Dataset records

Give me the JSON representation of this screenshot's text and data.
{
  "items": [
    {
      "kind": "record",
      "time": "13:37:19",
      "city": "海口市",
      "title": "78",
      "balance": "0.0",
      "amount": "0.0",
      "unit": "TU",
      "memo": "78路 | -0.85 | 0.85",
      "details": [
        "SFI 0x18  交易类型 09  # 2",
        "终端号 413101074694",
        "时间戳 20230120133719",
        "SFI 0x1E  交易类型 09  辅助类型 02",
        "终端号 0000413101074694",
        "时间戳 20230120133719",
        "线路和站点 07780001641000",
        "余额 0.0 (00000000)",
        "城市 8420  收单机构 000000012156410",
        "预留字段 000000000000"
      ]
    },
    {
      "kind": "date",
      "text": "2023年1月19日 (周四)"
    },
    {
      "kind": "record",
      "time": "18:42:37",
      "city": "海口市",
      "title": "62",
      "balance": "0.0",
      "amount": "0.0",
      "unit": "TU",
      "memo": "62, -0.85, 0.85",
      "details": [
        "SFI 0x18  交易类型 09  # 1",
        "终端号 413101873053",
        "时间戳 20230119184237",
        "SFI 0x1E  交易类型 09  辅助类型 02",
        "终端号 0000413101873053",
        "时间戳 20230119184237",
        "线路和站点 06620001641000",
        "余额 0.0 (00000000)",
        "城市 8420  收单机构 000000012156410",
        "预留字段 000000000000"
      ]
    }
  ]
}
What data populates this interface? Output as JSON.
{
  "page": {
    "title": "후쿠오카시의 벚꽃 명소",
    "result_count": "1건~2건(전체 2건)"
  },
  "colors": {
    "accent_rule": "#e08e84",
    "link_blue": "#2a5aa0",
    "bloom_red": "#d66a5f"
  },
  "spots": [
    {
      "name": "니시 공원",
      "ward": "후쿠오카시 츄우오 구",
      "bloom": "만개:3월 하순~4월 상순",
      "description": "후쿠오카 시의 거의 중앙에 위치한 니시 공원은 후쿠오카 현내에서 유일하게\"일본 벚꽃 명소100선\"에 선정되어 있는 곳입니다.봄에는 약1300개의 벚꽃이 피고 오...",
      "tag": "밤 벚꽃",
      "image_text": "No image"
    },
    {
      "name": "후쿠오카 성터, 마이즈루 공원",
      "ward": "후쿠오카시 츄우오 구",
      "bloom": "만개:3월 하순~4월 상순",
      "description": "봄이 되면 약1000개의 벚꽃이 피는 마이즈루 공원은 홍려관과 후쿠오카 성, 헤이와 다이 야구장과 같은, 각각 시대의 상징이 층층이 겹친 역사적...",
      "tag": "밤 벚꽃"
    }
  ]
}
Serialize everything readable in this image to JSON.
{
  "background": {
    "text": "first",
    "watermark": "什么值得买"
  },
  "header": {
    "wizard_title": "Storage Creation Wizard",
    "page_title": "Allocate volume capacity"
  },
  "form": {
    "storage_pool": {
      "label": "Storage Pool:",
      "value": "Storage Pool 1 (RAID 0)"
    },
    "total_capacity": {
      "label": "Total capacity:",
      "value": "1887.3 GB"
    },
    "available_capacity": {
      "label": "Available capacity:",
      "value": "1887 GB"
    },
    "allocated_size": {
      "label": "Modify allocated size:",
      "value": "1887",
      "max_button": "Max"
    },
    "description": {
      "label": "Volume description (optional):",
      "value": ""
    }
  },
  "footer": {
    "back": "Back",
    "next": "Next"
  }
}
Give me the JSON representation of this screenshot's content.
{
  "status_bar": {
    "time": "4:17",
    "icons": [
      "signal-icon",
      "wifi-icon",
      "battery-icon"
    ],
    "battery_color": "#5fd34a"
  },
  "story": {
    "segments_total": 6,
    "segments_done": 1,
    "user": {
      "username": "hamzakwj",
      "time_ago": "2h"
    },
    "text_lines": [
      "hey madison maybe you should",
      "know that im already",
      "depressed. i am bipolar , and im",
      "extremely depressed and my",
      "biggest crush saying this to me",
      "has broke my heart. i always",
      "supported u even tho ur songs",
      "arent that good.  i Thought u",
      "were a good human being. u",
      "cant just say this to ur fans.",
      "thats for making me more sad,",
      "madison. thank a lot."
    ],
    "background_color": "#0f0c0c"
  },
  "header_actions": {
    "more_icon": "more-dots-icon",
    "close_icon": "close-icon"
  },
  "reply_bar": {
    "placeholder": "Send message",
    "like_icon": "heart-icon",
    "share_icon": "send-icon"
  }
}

**JOB**
Please output every record, keeping each line exact.

**SOLUTION TO THIS EXERCISE**
Give me the JSON representation of this screenshot's text and data.
{
  "items": [
    {
      "kind": "record",
      "time": "13:37:19",
      "city": "海口市",
      "title": "78",
      "balance": "0.0",
      "amount": "0.0",
      "unit": "TU",
      "memo": "78路 | -0.85 | 0.85",
      "details": [
        "SFI 0x18  交易类型 09  # 2",
        "终端号 413101074694",
        "时间戳 20230120133719",
        "SFI 0x1E  交易类型 09  辅助类型 02",
        "终端号 0000413101074694",
        "时间戳 20230120133719",
        "线路和站点 07780001641000",
        "余额 0.0 (00000000)",
        "城市 8420  收单机构 000000012156410",
        "预留字段 000000000000"
      ]
    },
    {
      "kind": "date",
      "text": "2023年1月19日 (周四)"
    },
    {
      "kind": "record",
      "time": "18:42:37",
      "city": "海口市",
      "title": "62",
      "balance": "0.0",
      "amount": "0.0",
      "unit": "TU",
      "memo": "62, -0.85, 0.85",
      "details": [
        "SFI 0x18  交易类型 09  # 1",
        "终端号 413101873053",
        "时间戳 20230119184237",
        "SFI 0x1E  交易类型 09  辅助类型 02",
        "终端号 0000413101873053",
        "时间戳 20230119184237",
        "线路和站点 06620001641000",
        "余额 0.0 (00000000)",
        "城市 8420  收单机构 000000012156410",
        "预留字段 000000000000"
      ]
    }
  ]
}
What data populates this interface? Output as JSON.
{
  "page": {
    "title": "후쿠오카시의 벚꽃 명소",
    "result_count": "1건~2건(전체 2건)"
  },
  "colors": {
    "accent_rule": "#e08e84",
    "link_blue": "#2a5aa0",
    "bloom_red": "#d66a5f"
  },
  "spots": [
    {
      "name": "니시 공원",
      "ward": "후쿠오카시 츄우오 구",
      "bloom": "만개:3월 하순~4월 상순",
      "description": "후쿠오카 시의 거의 중앙에 위치한 니시 공원은 후쿠오카 현내에서 유일하게\"일본 벚꽃 명소100선\"에 선정되어 있는 곳입니다.봄에는 약1300개의 벚꽃이 피고 오...",
      "tag": "밤 벚꽃",
      "image_text": "No image"
    },
    {
      "name": "후쿠오카 성터, 마이즈루 공원",
      "ward": "후쿠오카시 츄우오 구",
      "bloom": "만개:3월 하순~4월 상순",
      "description": "봄이 되면 약1000개의 벚꽃이 피는 마이즈루 공원은 홍려관과 후쿠오카 성, 헤이와 다이 야구장과 같은, 각각 시대의 상징이 층층이 겹친 역사적...",
      "tag": "밤 벚꽃"
    }
  ]
}
Serialize everything readable in this image to JSON.
{
  "background": {
    "text": "first",
    "watermark": "什么值得买"
  },
  "header": {
    "wizard_title": "Storage Creation Wizard",
    "page_title": "Allocate volume capacity"
  },
  "form": {
    "storage_pool": {
      "label": "Storage Pool:",
      "value": "Storage Pool 1 (RAID 0)"
    },
    "total_capacity": {
      "label": "Total capacity:",
      "value": "1887.3 GB"
    },
    "available_capacity": {
      "label": "Available capacity:",
      "value": "1887 GB"
    },
    "allocated_size": {
      "label": "Modify allocated size:",
      "value": "1887",
      "max_button": "Max"
    },
    "description": {
      "label": "Volume description (optional):",
      "value": ""
    }
  },
  "footer": {
    "back": "Back",
    "next": "Next"
  }
}
Give me the JSON representation of this screenshot's content.
{
  "status_bar": {
    "time": "4:17",
    "icons": [
      "signal-icon",
      "wifi-icon",
      "battery-icon"
    ],
    "battery_color": "#5fd34a"
  },
  "story": {
    "segments_total": 6,
    "segments_done": 1,
    "user": {
      "username": "hamzakwj",
      "time_ago": "2h"
    },
    "text_lines": [
      "hey madison maybe you should",
      "know that im already",
      "depressed. i am bipolar , and im",
      "extremely depressed and my",
      "biggest crush saying this to me",
      "has broke my heart. i always",
      "supported u even tho ur songs",
      "arent that good.  i Thought u",
      "were a good human being. u",
      "cant just say this to ur fans.",
      "thats for making me more sad,",
      "madison. thank a lot."
    ],
    "background_color": "#0f0c0c"
  },
  "header_actions": {
    "more_icon": "more-dots-icon",
    "close_icon": "close-icon"
  },
  "reply_bar": {
    "placeholder": "Send message",
    "like_icon": "heart-icon",
    "share_icon": "send-icon"
  }
}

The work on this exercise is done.